## Start Dataset records

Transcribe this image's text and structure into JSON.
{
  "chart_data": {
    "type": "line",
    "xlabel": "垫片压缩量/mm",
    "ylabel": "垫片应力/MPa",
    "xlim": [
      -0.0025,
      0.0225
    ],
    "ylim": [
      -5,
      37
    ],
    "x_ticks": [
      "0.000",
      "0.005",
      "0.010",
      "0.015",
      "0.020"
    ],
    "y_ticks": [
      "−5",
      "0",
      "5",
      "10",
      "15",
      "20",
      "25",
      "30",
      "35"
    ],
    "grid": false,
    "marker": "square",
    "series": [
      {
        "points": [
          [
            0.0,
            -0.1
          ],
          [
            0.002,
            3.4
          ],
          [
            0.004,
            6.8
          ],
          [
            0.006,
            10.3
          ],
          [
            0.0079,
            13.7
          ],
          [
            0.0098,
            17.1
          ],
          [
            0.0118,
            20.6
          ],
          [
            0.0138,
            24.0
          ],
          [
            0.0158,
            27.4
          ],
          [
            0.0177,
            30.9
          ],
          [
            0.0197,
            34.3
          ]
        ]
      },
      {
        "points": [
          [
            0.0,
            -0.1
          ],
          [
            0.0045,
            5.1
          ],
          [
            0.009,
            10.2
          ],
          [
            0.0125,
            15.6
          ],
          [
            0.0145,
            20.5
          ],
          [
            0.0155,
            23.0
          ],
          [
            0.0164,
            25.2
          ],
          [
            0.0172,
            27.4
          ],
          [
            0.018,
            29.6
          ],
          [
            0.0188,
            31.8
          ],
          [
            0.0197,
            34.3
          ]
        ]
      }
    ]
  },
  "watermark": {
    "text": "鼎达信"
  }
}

## End Dataset records

Instructions to follow
Exactly how many lines of the material contain the word "text"? Write the number alone.

Response to this exercise
2